(Task instructions):
Identify every line in the records below that contains the word "Dissolution", and copy each of those lines.

(Listed records):
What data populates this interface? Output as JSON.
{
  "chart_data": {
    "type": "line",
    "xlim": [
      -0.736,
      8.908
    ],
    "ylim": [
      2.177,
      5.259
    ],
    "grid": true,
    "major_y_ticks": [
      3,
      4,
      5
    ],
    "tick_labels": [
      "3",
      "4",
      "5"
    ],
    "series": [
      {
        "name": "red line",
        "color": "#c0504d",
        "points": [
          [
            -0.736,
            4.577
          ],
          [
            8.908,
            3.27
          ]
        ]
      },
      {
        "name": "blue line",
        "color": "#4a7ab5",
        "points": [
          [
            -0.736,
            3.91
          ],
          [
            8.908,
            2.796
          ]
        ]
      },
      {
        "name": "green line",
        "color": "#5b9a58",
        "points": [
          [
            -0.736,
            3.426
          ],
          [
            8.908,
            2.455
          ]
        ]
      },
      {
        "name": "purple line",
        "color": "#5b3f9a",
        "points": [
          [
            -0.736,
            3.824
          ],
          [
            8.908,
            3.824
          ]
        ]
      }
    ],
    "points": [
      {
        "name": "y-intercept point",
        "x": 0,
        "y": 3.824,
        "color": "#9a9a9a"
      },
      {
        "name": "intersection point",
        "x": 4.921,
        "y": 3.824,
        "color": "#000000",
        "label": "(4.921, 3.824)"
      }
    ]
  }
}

---

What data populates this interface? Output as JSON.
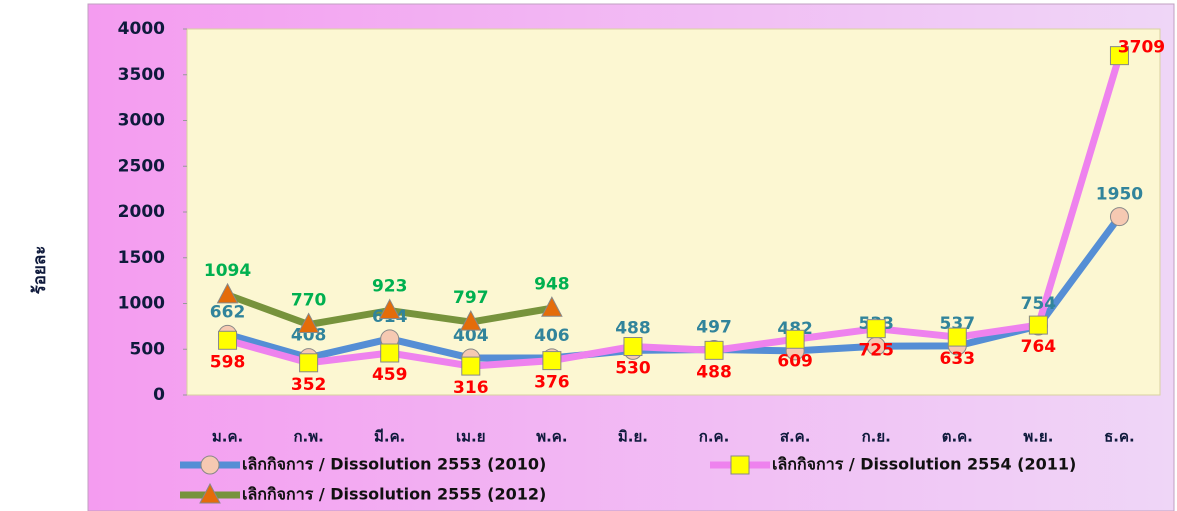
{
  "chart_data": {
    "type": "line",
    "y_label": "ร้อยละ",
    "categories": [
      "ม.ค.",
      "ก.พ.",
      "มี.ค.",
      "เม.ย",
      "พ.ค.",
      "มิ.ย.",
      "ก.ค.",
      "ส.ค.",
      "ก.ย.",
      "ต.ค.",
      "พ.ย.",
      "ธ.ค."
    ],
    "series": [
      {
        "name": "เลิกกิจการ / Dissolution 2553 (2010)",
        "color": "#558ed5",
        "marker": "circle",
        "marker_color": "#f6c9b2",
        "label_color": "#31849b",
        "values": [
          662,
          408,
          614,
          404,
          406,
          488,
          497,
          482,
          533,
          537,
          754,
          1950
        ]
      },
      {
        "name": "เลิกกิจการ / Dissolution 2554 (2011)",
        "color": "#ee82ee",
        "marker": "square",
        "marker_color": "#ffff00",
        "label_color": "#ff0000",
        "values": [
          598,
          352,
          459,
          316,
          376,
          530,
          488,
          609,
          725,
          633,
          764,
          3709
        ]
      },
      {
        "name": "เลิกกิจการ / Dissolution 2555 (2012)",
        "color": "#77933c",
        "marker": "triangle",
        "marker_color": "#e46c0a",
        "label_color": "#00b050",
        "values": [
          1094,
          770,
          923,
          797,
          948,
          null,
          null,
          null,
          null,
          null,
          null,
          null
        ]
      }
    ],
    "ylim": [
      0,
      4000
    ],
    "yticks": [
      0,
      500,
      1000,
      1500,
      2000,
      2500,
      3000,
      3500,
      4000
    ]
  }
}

---

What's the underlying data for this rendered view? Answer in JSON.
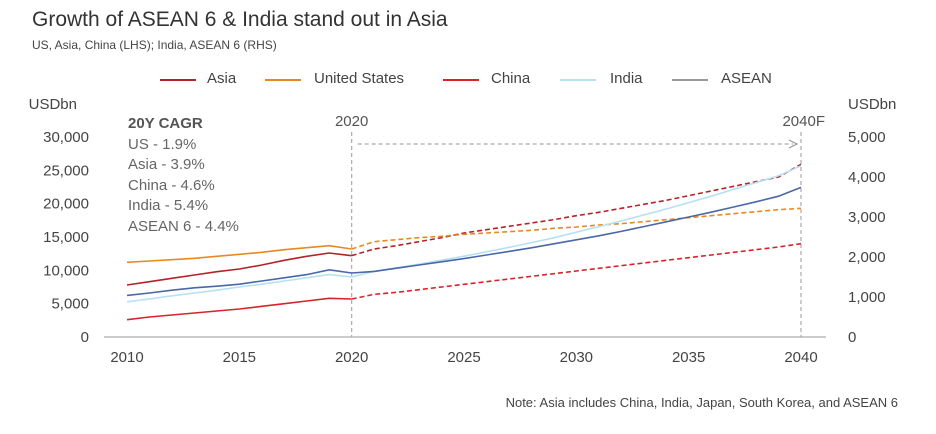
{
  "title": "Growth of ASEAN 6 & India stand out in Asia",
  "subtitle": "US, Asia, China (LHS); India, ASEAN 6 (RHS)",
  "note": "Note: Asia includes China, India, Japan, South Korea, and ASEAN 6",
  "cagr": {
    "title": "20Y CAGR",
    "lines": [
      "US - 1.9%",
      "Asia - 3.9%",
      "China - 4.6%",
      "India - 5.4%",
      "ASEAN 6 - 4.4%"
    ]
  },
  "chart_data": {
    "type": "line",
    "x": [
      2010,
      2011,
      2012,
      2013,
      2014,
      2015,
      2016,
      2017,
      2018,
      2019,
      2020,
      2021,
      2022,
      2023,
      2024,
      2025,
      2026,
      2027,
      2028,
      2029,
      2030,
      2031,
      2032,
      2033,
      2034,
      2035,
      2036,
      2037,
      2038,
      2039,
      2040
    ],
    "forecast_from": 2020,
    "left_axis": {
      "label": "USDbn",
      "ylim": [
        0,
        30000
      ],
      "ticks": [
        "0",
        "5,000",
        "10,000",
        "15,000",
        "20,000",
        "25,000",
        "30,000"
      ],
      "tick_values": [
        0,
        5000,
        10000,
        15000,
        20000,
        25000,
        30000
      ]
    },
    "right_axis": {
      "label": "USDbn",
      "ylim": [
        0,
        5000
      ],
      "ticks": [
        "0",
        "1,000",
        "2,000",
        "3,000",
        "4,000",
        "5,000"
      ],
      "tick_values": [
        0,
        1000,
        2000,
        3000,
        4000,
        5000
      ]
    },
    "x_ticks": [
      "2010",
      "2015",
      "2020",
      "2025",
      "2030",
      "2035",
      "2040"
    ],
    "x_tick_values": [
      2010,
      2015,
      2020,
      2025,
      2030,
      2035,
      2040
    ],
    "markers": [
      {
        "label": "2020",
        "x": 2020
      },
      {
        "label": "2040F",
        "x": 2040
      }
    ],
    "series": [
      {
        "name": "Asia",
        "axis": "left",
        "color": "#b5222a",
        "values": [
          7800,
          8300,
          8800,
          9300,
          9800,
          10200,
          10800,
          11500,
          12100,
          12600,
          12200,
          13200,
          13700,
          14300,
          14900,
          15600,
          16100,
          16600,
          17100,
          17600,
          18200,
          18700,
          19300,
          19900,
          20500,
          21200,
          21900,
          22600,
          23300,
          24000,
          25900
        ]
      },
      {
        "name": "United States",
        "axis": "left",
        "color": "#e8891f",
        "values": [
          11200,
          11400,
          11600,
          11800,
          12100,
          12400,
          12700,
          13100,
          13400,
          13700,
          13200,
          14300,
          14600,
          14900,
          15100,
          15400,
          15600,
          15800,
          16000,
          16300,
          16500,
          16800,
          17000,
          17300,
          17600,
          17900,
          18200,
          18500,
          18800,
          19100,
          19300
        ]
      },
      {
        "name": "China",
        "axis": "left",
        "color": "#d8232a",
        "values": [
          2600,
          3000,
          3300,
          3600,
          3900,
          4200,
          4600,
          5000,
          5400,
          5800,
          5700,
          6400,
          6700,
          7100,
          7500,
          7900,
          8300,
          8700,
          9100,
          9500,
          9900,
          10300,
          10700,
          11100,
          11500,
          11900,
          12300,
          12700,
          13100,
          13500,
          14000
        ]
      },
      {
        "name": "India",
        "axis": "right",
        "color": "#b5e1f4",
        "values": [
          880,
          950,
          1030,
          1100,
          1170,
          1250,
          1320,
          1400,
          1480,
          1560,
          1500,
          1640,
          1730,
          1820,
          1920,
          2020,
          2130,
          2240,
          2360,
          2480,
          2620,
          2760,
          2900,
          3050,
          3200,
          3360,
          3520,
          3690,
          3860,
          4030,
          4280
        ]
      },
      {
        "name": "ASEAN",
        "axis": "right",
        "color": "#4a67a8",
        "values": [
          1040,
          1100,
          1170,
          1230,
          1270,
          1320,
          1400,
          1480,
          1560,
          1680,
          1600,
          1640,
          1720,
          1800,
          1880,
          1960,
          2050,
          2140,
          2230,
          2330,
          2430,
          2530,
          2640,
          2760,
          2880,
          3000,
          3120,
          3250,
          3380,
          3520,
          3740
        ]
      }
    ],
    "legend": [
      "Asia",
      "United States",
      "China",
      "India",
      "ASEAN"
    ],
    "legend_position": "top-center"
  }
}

(The reply):
        "name": "เลิกกิจการ / Dissolution 2553 (2010)",
        "name": "เลิกกิจการ / Dissolution 2554 (2011)",
        "name": "เลิกกิจการ / Dissolution 2555 (2012)",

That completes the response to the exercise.